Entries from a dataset
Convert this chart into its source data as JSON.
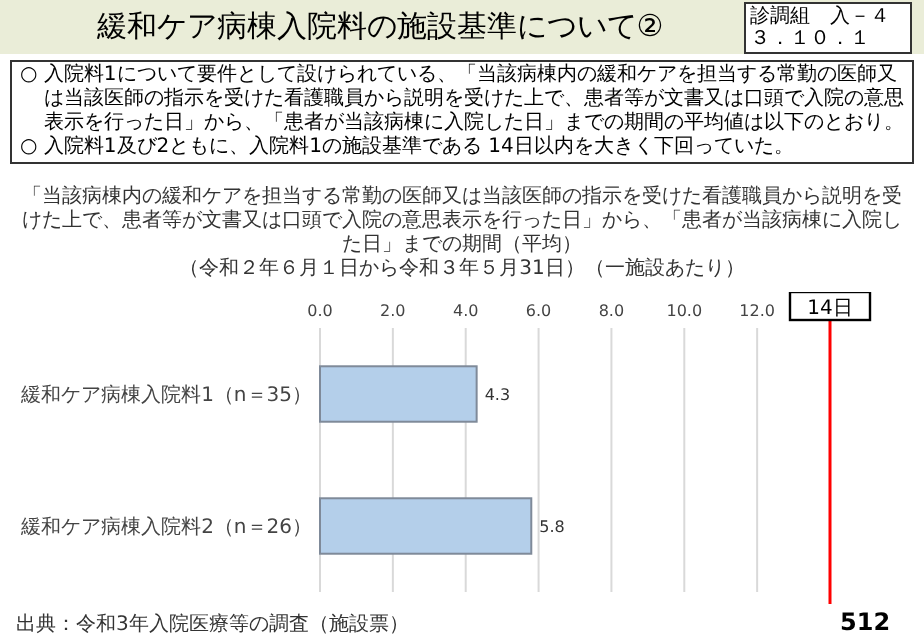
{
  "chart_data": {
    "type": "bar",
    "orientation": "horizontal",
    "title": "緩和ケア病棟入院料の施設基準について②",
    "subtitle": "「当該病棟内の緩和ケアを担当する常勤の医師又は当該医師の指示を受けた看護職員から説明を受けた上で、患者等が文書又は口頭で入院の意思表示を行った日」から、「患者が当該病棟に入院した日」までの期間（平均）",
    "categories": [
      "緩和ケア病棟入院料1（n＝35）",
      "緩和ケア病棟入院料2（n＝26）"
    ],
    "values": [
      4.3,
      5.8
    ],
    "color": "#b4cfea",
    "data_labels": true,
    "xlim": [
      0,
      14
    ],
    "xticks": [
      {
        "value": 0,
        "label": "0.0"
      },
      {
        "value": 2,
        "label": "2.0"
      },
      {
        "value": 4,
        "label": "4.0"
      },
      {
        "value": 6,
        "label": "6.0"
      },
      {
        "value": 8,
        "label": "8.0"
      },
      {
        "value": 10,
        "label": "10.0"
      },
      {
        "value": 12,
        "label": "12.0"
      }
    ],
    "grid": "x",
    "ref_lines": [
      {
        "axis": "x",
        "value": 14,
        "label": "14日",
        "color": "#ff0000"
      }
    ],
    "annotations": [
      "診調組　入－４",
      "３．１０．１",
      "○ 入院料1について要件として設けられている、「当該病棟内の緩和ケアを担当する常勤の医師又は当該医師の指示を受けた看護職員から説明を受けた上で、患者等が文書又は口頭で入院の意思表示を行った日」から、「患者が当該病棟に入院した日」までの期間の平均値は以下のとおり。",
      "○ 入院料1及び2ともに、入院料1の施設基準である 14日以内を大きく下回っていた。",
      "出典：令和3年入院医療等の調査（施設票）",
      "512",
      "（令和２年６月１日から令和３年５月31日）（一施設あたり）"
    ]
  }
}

## Exercise requirements
Pictures in the data above should not be copied; transcribe everything else exactly.

## Finished answer
Convert this chart into its source data as JSON.
{
  "chart_data": {
    "type": "bar",
    "orientation": "horizontal",
    "title": "緩和ケア病棟入院料の施設基準について②",
    "subtitle": "「当該病棟内の緩和ケアを担当する常勤の医師又は当該医師の指示を受けた看護職員から説明を受けた上で、患者等が文書又は口頭で入院の意思表示を行った日」から、「患者が当該病棟に入院した日」までの期間（平均）",
    "categories": [
      "緩和ケア病棟入院料1（n＝35）",
      "緩和ケア病棟入院料2（n＝26）"
    ],
    "values": [
      4.3,
      5.8
    ],
    "color": "#b4cfea",
    "data_labels": true,
    "xlim": [
      0,
      14
    ],
    "xticks": [
      {
        "value": 0,
        "label": "0.0"
      },
      {
        "value": 2,
        "label": "2.0"
      },
      {
        "value": 4,
        "label": "4.0"
      },
      {
        "value": 6,
        "label": "6.0"
      },
      {
        "value": 8,
        "label": "8.0"
      },
      {
        "value": 10,
        "label": "10.0"
      },
      {
        "value": 12,
        "label": "12.0"
      }
    ],
    "grid": "x",
    "ref_lines": [
      {
        "axis": "x",
        "value": 14,
        "label": "14日",
        "color": "#ff0000"
      }
    ],
    "annotations": [
      "診調組　入－４",
      "３．１０．１",
      "○ 入院料1について要件として設けられている、「当該病棟内の緩和ケアを担当する常勤の医師又は当該医師の指示を受けた看護職員から説明を受けた上で、患者等が文書又は口頭で入院の意思表示を行った日」から、「患者が当該病棟に入院した日」までの期間の平均値は以下のとおり。",
      "○ 入院料1及び2ともに、入院料1の施設基準である 14日以内を大きく下回っていた。",
      "出典：令和3年入院医療等の調査（施設票）",
      "512",
      "（令和２年６月１日から令和３年５月31日）（一施設あたり）"
    ]
  }
}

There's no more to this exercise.